Stored records

Start

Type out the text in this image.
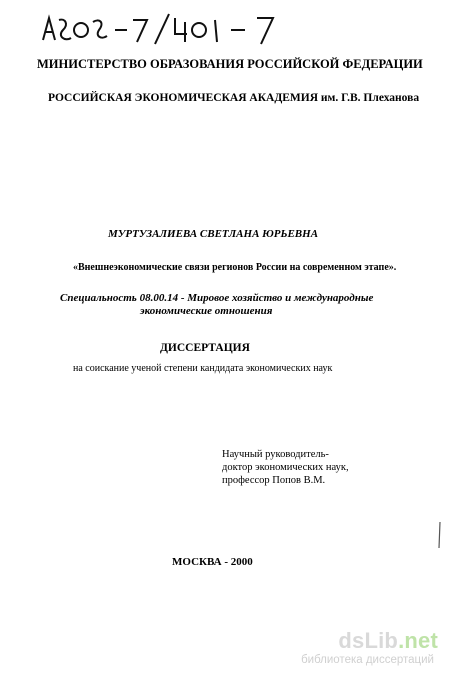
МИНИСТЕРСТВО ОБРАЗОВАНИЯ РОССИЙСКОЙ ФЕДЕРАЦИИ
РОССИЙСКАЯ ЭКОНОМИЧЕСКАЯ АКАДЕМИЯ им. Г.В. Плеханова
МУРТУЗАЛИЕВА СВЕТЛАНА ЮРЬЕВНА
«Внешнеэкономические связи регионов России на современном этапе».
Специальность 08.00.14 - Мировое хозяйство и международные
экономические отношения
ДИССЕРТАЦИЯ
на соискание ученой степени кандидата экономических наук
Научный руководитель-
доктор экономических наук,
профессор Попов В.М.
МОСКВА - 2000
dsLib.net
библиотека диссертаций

End
Start

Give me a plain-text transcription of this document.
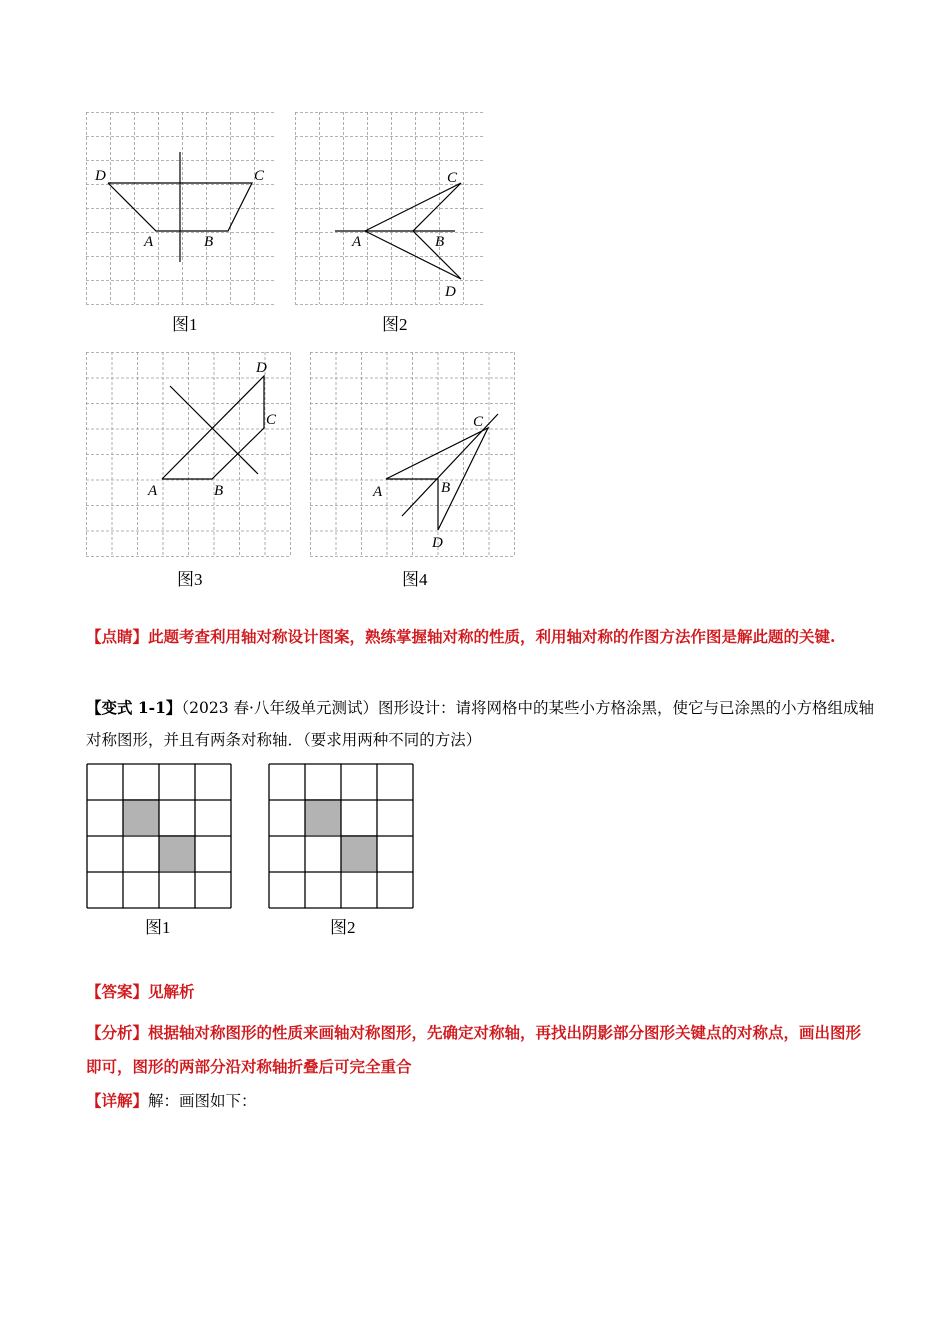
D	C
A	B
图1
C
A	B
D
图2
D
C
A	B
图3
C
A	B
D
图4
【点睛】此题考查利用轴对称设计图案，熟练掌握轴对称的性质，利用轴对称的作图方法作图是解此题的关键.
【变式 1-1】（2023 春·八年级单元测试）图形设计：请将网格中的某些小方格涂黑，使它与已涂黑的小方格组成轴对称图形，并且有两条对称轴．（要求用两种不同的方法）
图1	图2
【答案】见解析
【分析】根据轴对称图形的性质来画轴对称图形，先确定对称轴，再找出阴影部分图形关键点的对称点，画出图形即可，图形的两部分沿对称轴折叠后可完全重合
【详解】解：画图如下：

End
Start

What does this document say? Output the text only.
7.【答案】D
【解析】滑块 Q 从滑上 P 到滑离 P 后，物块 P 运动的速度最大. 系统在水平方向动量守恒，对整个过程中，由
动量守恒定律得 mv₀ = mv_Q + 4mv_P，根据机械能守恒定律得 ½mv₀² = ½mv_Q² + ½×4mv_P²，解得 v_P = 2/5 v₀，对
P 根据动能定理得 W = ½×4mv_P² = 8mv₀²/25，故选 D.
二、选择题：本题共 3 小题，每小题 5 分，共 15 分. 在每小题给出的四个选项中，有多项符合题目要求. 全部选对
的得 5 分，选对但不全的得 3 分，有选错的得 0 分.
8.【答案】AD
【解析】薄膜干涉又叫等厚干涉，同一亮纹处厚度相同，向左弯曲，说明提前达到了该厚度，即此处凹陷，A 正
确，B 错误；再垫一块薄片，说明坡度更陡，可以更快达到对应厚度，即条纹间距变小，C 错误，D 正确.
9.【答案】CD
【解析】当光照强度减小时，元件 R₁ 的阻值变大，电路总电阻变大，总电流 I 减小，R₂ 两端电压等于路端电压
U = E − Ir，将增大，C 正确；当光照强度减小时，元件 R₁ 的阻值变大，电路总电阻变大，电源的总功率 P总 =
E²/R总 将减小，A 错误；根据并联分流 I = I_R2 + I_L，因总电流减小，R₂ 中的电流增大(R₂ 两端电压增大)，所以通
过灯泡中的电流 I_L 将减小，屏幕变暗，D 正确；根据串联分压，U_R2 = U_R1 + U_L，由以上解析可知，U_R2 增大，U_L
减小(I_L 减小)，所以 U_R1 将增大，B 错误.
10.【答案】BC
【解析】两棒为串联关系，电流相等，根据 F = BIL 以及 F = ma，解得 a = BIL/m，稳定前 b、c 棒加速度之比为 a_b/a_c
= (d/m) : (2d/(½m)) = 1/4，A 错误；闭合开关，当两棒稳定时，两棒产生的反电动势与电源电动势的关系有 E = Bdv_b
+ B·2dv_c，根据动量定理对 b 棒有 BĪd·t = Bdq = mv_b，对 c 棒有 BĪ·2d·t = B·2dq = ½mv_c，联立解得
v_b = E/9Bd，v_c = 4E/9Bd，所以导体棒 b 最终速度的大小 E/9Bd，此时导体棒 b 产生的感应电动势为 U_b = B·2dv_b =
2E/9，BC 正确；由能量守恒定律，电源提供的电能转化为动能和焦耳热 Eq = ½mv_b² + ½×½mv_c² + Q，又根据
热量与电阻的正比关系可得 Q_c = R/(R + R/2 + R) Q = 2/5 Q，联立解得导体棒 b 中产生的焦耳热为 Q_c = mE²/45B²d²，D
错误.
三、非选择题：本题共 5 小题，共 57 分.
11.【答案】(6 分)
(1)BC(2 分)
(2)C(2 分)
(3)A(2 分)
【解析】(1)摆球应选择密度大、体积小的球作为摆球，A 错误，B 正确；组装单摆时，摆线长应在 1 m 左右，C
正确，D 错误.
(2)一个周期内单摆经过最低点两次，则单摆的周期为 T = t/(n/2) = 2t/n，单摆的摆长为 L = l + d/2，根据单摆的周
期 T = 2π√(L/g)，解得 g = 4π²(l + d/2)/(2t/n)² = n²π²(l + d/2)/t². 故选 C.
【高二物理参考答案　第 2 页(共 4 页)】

End

### Task brief
From the listing above, collect every line that mentions the word "电路总电阻变大".

### Exercise result
【解析】当光照强度减小时，元件 R₁ 的阻值变大，电路总电阻变大，总电流 I 减小，R₂ 两端电压等于路端电压
U = E − Ir，将增大，C 正确；当光照强度减小时，元件 R₁ 的阻值变大，电路总电阻变大，电源的总功率 P总 =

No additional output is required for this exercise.